▶ AIM
Output every line below exactly.

▶ EXCERPTED DATA

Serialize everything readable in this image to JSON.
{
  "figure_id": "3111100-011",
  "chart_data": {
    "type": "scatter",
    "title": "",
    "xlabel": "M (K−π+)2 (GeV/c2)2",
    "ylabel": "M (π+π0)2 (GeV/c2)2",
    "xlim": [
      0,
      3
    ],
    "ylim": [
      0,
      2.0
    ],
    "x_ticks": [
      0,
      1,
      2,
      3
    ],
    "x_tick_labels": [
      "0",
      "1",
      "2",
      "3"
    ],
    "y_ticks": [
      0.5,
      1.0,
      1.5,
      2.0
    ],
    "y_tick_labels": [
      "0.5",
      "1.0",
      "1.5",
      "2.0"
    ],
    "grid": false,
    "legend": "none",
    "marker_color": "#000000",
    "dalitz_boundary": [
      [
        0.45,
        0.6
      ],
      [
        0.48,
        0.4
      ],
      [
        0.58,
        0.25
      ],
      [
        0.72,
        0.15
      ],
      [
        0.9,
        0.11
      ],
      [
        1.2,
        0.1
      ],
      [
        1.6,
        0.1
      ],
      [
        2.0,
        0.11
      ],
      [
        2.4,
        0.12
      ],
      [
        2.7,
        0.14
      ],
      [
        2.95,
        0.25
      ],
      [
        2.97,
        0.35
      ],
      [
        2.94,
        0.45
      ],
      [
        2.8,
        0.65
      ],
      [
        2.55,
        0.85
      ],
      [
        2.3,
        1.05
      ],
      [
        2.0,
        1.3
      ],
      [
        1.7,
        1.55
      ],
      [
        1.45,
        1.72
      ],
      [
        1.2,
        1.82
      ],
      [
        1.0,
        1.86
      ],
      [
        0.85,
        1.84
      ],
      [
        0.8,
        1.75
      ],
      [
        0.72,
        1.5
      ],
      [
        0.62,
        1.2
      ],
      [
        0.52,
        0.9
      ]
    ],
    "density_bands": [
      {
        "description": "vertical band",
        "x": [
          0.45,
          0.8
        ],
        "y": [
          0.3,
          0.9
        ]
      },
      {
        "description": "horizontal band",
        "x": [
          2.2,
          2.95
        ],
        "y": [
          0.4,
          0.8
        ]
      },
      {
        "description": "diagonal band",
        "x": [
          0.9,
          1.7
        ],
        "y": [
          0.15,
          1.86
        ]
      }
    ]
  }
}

▶ RESPONSE TO THIS TASK
Serialize everything readable in this image to JSON.
{
  "figure_id": "3111100-011",
  "chart_data": {
    "type": "scatter",
    "title": "",
    "xlabel": "M (K−π+)2 (GeV/c2)2",
    "ylabel": "M (π+π0)2 (GeV/c2)2",
    "xlim": [
      0,
      3
    ],
    "ylim": [
      0,
      2.0
    ],
    "x_ticks": [
      0,
      1,
      2,
      3
    ],
    "x_tick_labels": [
      "0",
      "1",
      "2",
      "3"
    ],
    "y_ticks": [
      0.5,
      1.0,
      1.5,
      2.0
    ],
    "y_tick_labels": [
      "0.5",
      "1.0",
      "1.5",
      "2.0"
    ],
    "grid": false,
    "legend": "none",
    "marker_color": "#000000",
    "dalitz_boundary": [
      [
        0.45,
        0.6
      ],
      [
        0.48,
        0.4
      ],
      [
        0.58,
        0.25
      ],
      [
        0.72,
        0.15
      ],
      [
        0.9,
        0.11
      ],
      [
        1.2,
        0.1
      ],
      [
        1.6,
        0.1
      ],
      [
        2.0,
        0.11
      ],
      [
        2.4,
        0.12
      ],
      [
        2.7,
        0.14
      ],
      [
        2.95,
        0.25
      ],
      [
        2.97,
        0.35
      ],
      [
        2.94,
        0.45
      ],
      [
        2.8,
        0.65
      ],
      [
        2.55,
        0.85
      ],
      [
        2.3,
        1.05
      ],
      [
        2.0,
        1.3
      ],
      [
        1.7,
        1.55
      ],
      [
        1.45,
        1.72
      ],
      [
        1.2,
        1.82
      ],
      [
        1.0,
        1.86
      ],
      [
        0.85,
        1.84
      ],
      [
        0.8,
        1.75
      ],
      [
        0.72,
        1.5
      ],
      [
        0.62,
        1.2
      ],
      [
        0.52,
        0.9
      ]
    ],
    "density_bands": [
      {
        "description": "vertical band",
        "x": [
          0.45,
          0.8
        ],
        "y": [
          0.3,
          0.9
        ]
      },
      {
        "description": "horizontal band",
        "x": [
          2.2,
          2.95
        ],
        "y": [
          0.4,
          0.8
        ]
      },
      {
        "description": "diagonal band",
        "x": [
          0.9,
          1.7
        ],
        "y": [
          0.15,
          1.86
        ]
      }
    ]
  }
}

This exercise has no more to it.